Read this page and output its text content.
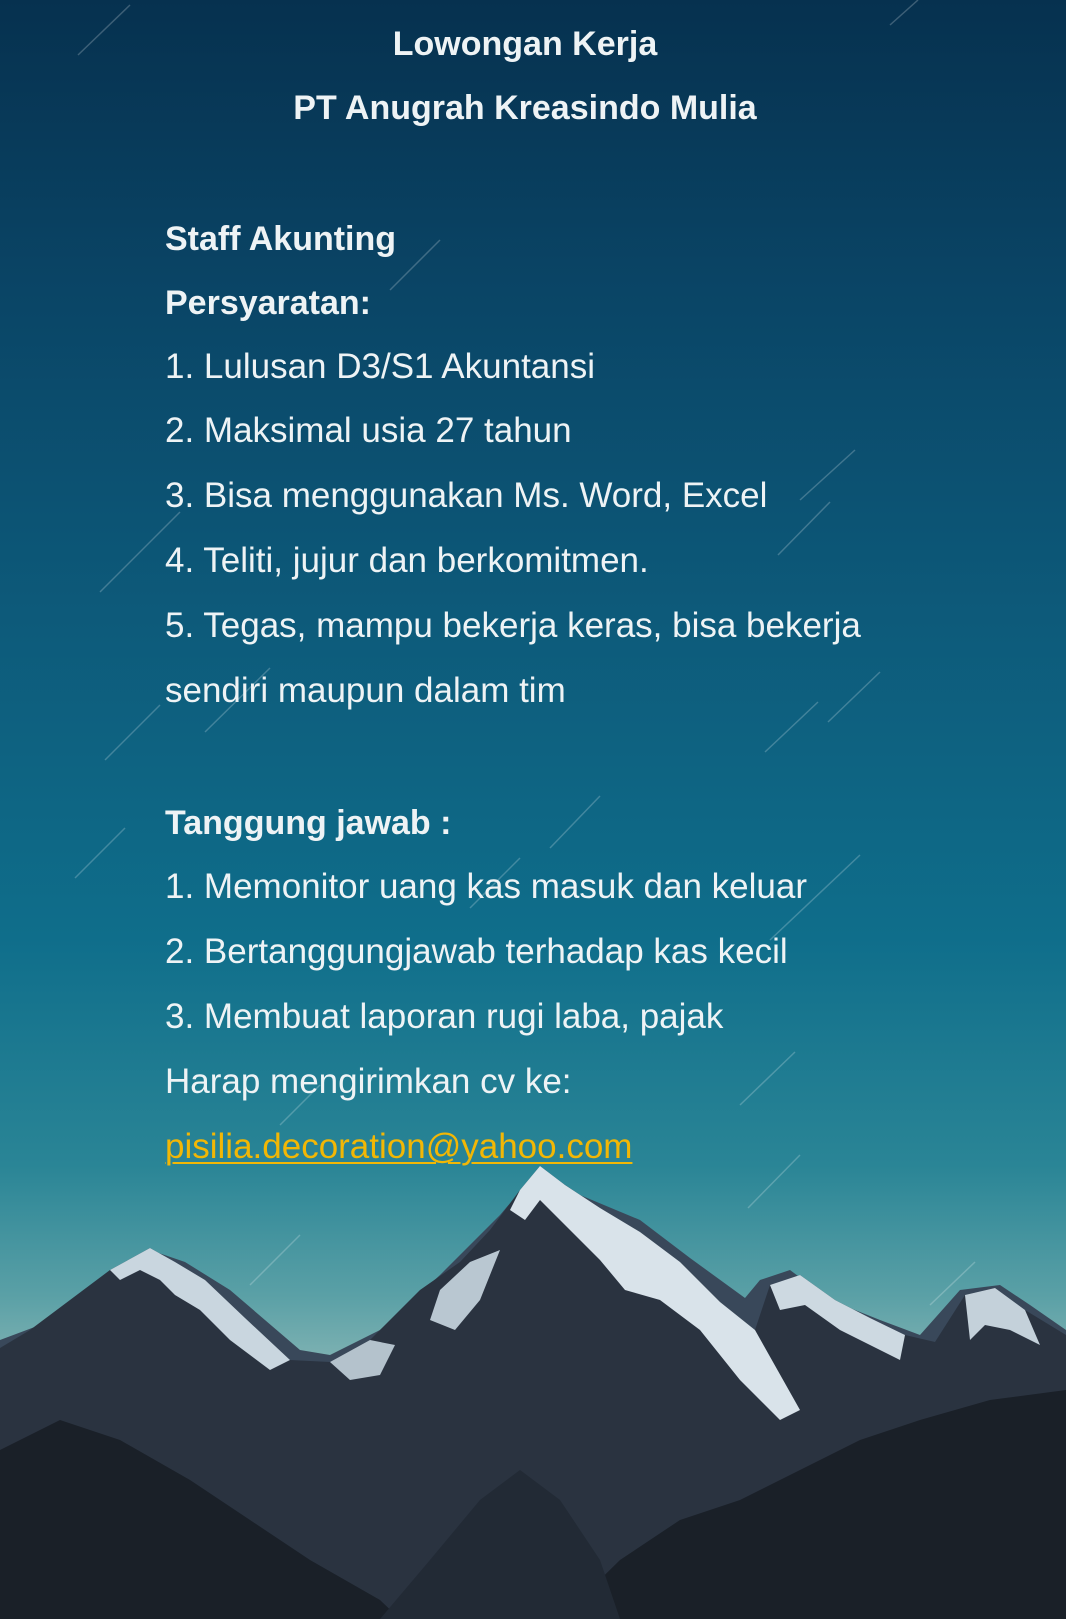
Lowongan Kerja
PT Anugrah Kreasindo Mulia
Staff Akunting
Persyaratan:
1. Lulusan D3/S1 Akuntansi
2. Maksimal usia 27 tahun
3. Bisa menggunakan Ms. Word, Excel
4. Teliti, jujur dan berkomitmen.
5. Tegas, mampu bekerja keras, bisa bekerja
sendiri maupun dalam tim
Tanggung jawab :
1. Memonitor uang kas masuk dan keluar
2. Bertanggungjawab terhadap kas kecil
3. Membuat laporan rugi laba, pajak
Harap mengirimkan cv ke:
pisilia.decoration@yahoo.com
* * * * * * *
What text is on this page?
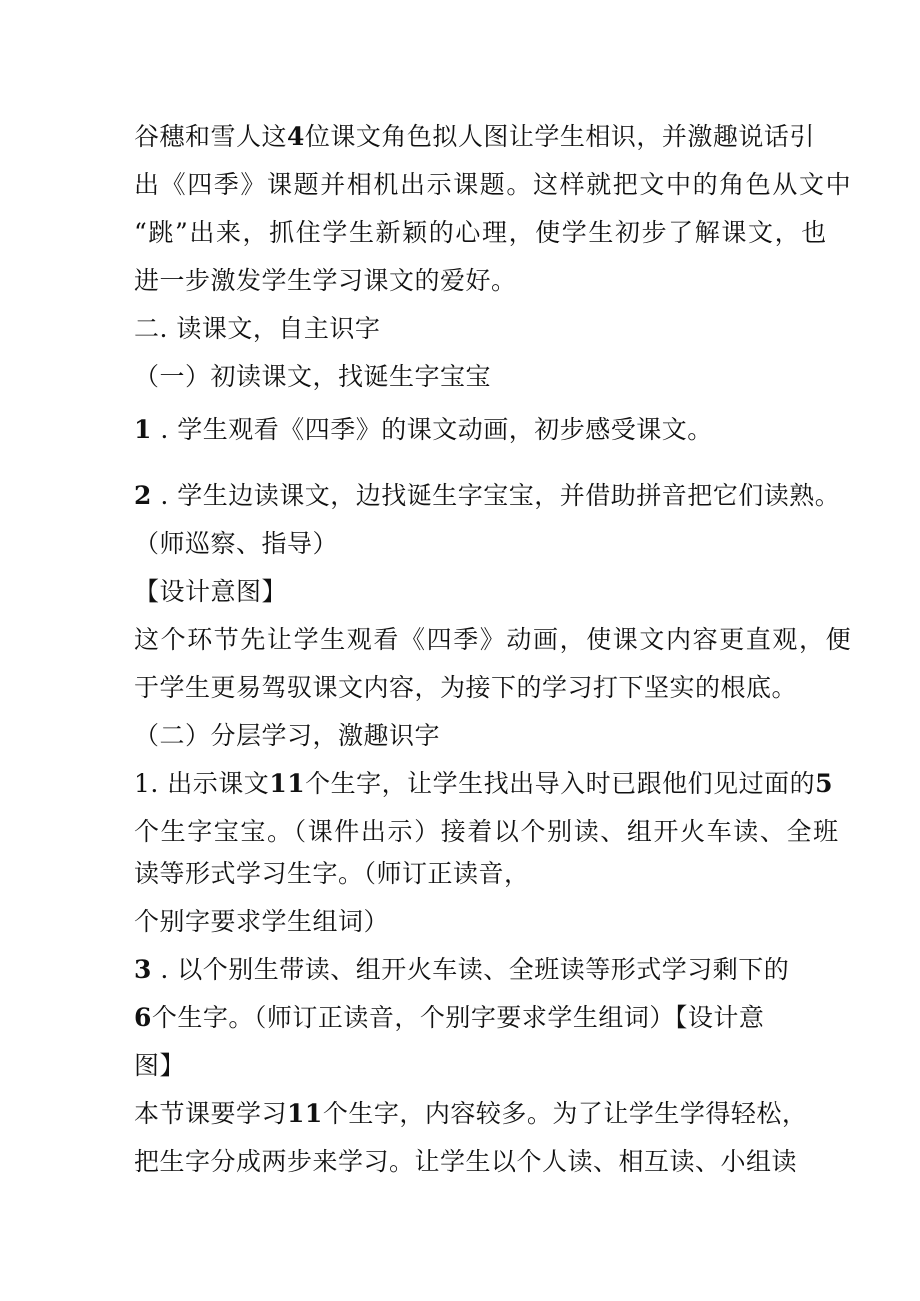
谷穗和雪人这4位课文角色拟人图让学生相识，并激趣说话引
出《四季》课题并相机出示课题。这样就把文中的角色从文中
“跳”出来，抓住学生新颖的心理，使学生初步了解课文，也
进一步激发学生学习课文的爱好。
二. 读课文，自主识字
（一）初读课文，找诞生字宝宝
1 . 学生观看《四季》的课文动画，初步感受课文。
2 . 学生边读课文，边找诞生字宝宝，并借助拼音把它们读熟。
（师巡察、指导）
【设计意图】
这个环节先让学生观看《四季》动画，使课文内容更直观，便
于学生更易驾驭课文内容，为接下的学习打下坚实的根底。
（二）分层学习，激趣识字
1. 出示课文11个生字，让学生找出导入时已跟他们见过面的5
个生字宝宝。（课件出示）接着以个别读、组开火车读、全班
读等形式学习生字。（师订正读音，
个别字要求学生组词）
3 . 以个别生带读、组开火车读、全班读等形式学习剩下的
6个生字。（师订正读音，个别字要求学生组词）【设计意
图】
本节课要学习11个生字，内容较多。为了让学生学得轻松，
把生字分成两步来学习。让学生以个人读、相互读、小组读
* * * * * * *
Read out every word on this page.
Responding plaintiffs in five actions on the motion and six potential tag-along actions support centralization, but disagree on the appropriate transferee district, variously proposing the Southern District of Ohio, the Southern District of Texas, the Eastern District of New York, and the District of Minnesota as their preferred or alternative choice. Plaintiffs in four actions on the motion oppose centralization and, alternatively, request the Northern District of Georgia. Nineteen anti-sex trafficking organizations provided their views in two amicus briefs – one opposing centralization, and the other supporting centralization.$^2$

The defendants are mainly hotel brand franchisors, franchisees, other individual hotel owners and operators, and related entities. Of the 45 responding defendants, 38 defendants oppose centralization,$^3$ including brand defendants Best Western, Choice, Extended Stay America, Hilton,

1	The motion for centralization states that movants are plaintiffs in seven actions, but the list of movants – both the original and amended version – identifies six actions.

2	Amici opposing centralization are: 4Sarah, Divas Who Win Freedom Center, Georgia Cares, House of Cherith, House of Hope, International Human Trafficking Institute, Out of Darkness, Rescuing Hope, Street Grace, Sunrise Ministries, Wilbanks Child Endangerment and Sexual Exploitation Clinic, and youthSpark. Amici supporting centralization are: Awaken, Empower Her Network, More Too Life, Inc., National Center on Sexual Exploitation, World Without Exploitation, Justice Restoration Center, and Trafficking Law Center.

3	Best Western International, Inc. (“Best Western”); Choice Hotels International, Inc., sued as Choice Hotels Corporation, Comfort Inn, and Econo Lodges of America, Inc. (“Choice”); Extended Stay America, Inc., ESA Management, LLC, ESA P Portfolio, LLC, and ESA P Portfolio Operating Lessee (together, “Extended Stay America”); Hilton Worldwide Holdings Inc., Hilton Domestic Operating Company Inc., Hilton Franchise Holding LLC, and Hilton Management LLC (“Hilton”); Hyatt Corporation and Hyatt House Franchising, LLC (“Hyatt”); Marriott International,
* * * * * * *
The answer is a single number: how many lines include the word "师订正读音"?

2